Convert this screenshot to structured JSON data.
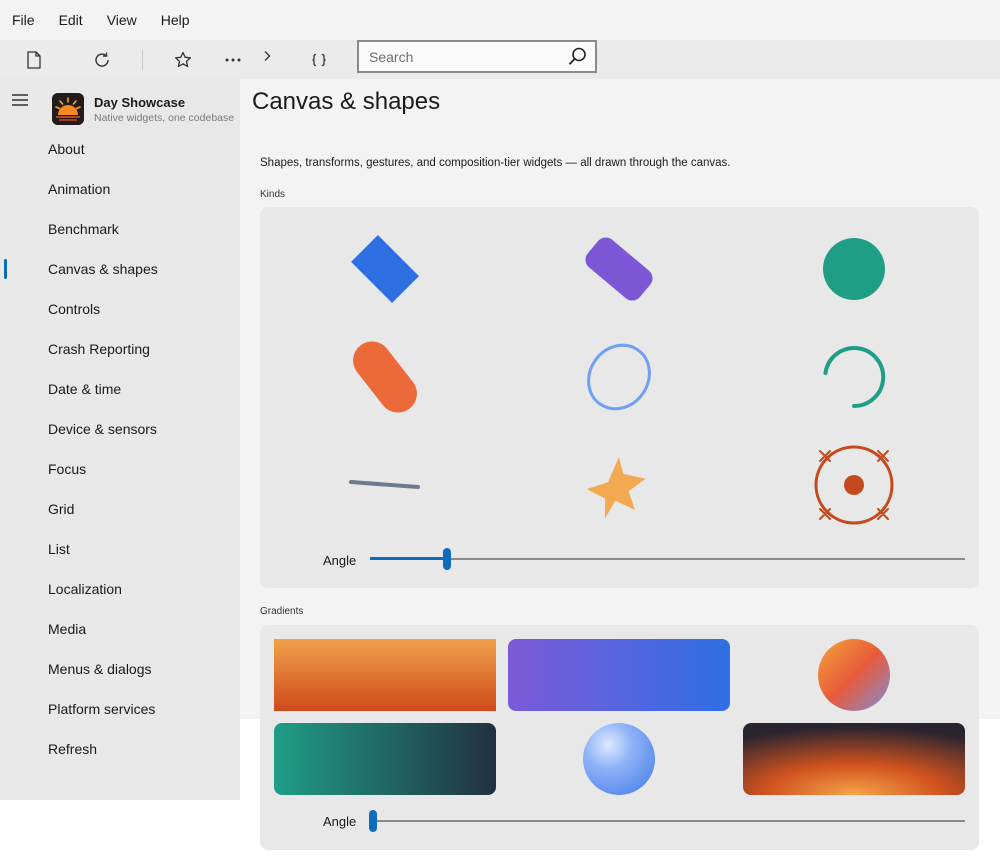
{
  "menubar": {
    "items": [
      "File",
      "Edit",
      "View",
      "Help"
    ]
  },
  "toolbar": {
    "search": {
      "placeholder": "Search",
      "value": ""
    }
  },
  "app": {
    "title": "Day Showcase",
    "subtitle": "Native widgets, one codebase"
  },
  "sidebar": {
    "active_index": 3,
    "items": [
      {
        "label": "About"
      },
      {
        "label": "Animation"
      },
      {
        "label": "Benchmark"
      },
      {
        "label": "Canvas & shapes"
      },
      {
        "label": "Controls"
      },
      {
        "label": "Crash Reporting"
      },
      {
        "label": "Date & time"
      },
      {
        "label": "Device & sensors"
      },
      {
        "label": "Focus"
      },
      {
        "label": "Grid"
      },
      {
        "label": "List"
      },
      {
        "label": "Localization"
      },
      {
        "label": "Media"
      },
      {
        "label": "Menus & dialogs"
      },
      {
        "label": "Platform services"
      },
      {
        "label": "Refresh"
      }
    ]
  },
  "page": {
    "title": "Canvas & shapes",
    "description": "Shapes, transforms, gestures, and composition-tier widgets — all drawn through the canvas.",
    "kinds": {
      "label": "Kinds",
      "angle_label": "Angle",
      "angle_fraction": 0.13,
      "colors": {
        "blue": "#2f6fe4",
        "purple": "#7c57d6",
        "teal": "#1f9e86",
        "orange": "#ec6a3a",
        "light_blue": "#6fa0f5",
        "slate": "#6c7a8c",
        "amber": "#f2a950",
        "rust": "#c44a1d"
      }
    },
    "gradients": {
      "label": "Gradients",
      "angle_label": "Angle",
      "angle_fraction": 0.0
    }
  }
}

# [What the exercise asks]
Copy the records above exactly, leaving out every picture.

# [Answer to the task]
Convert this screenshot to structured JSON data.
{
  "menubar": {
    "items": [
      "File",
      "Edit",
      "View",
      "Help"
    ]
  },
  "toolbar": {
    "search": {
      "placeholder": "Search",
      "value": ""
    }
  },
  "app": {
    "title": "Day Showcase",
    "subtitle": "Native widgets, one codebase"
  },
  "sidebar": {
    "active_index": 3,
    "items": [
      {
        "label": "About"
      },
      {
        "label": "Animation"
      },
      {
        "label": "Benchmark"
      },
      {
        "label": "Canvas & shapes"
      },
      {
        "label": "Controls"
      },
      {
        "label": "Crash Reporting"
      },
      {
        "label": "Date & time"
      },
      {
        "label": "Device & sensors"
      },
      {
        "label": "Focus"
      },
      {
        "label": "Grid"
      },
      {
        "label": "List"
      },
      {
        "label": "Localization"
      },
      {
        "label": "Media"
      },
      {
        "label": "Menus & dialogs"
      },
      {
        "label": "Platform services"
      },
      {
        "label": "Refresh"
      }
    ]
  },
  "page": {
    "title": "Canvas & shapes",
    "description": "Shapes, transforms, gestures, and composition-tier widgets — all drawn through the canvas.",
    "kinds": {
      "label": "Kinds",
      "angle_label": "Angle",
      "angle_fraction": 0.13,
      "colors": {
        "blue": "#2f6fe4",
        "purple": "#7c57d6",
        "teal": "#1f9e86",
        "orange": "#ec6a3a",
        "light_blue": "#6fa0f5",
        "slate": "#6c7a8c",
        "amber": "#f2a950",
        "rust": "#c44a1d"
      }
    },
    "gradients": {
      "label": "Gradients",
      "angle_label": "Angle",
      "angle_fraction": 0.0
    }
  }
}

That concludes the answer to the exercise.